[EXCERPT]
== Segment start ==

This site is operated by a business or businesses owned by Informa PLC and all copyright resides with them. Informa PLC's registered office is 5 Howick Place, London SW1P 1WG. Registered in England and Wales. Number 3099067.
Meta challenges DeepMind with protein-folding AI model
by Ben Wodecki
AlphaFold2 rival trained on as many as 15 billion parameters
Researchers from Meta created an AI model that can accurately predict full atomic protein structures from a single sequence of a protein – helping to solve one of biology’s biggest challenges and taking on DeepMind’s ground-breaking model AlphaFold2.
Each living cell contains billions of proteins, which are molecular machines that control a body’s vital cell functions. And each protein consists of a string of amino acids arrayed like a necklace. A protein string ‘folds’ itself into a 3D shape based on the interactions of these amino acids, which then perform different tasks in the body such as carry oxygen in your blood from the lungs to body tissues.
Predicting a protein’s 3D structure could help to speed up drug discovery by replacing “slow, expensive” structural biology experiments with faster, cheaper computer simulations, among other benefits, according to research by the National Institutes of Health. It also helps scientists better understand the body especially since misfolded or abnormal proteins can lead to diseases.
Meta’s protein folding model is called ESMFold, or Evolutionary Scale Modeling. It was unveiled by Meta research scientist Alex Rives in a Twitter thread where he suggested the model’s accuracy levels were “competitive” with AlphaFold2. DeepMind’s model had a median accuracy of 92.4 Global Distance Test, which gauges the difference between predicted and the reference structure. The highest score is 100.

== Segment end ==

[DIRECTIONS]
Answer these questions from the article on Meta's protein-folding model.
1. What does each protein consist of?
2. Who unveiled ESMFold, and where?
3. What median accuracy did DeepMind's model have, and what is the highest possible score?

Data excerpts

== Segment start ==

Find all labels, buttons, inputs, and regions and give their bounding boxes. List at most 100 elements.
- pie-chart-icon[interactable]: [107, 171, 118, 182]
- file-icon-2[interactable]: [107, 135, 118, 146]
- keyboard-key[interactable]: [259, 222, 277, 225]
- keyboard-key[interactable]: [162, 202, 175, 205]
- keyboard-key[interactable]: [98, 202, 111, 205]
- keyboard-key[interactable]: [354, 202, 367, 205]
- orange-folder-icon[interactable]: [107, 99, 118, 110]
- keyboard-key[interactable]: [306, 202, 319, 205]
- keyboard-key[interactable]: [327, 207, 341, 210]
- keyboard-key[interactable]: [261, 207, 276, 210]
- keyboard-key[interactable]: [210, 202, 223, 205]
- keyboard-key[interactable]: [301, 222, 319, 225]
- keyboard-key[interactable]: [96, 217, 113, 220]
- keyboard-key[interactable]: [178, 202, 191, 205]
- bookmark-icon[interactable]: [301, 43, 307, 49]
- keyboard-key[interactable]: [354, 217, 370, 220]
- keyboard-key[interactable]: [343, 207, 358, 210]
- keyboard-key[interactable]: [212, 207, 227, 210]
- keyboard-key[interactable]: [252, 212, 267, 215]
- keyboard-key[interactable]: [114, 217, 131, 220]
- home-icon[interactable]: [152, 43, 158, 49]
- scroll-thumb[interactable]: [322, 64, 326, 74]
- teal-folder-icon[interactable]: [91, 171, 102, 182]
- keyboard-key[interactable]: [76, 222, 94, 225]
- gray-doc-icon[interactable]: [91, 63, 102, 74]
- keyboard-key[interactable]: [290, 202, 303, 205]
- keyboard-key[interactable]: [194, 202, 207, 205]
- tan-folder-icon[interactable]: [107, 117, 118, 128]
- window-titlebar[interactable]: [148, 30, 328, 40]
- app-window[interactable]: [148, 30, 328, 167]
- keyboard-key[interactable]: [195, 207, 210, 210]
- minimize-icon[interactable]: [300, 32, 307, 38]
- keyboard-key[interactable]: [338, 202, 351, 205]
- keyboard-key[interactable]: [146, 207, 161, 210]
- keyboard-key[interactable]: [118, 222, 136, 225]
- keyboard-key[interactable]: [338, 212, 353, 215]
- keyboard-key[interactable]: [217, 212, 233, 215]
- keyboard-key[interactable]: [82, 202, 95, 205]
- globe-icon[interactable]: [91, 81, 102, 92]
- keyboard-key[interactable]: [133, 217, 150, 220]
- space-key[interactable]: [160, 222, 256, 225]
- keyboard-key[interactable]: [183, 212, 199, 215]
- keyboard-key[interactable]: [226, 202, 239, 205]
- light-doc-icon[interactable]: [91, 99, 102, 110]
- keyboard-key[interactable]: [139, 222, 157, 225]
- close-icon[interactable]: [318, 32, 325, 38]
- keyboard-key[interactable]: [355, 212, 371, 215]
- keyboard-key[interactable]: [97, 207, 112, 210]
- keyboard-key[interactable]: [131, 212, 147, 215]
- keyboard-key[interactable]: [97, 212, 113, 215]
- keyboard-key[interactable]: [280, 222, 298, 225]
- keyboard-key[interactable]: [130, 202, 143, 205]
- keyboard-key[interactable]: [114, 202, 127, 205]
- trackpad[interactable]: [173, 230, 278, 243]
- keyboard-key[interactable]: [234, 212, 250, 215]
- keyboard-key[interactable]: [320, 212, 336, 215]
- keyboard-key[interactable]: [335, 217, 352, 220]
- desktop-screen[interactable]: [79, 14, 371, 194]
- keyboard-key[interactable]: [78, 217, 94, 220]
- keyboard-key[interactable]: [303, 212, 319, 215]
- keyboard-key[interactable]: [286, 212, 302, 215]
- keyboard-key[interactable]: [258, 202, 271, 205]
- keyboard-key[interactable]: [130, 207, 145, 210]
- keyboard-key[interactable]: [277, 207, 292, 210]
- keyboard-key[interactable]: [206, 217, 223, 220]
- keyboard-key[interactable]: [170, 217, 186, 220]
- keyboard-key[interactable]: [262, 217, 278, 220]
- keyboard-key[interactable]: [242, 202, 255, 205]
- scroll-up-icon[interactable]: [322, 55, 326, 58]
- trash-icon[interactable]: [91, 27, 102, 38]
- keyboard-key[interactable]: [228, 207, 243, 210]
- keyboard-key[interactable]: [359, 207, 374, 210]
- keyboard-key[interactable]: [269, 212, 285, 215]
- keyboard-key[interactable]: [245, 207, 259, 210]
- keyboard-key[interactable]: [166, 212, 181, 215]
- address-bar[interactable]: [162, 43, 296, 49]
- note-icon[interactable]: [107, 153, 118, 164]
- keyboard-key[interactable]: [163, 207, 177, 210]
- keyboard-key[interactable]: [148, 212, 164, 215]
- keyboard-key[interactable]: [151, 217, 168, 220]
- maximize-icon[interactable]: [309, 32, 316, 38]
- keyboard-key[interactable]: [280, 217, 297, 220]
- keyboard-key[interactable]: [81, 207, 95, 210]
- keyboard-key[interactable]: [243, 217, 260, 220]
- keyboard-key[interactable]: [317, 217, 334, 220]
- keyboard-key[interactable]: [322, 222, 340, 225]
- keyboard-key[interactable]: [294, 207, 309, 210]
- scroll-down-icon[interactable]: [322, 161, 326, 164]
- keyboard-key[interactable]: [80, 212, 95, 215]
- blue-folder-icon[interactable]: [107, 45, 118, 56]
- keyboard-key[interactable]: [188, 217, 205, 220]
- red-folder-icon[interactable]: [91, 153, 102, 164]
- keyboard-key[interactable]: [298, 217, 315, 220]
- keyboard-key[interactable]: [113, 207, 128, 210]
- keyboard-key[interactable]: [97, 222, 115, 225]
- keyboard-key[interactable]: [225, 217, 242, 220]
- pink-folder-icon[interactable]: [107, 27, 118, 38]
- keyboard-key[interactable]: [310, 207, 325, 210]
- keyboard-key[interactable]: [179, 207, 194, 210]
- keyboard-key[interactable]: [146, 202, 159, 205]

== Segment end ==

[OUTPUT OF THE EXERCISE]
1. A string of amino acids arrayed like a necklace.
2. Meta research scientist Alex Rives unveiled it in a Twitter thread.
3. A median accuracy of 92.4 Global Distance Test. The highest score is 100.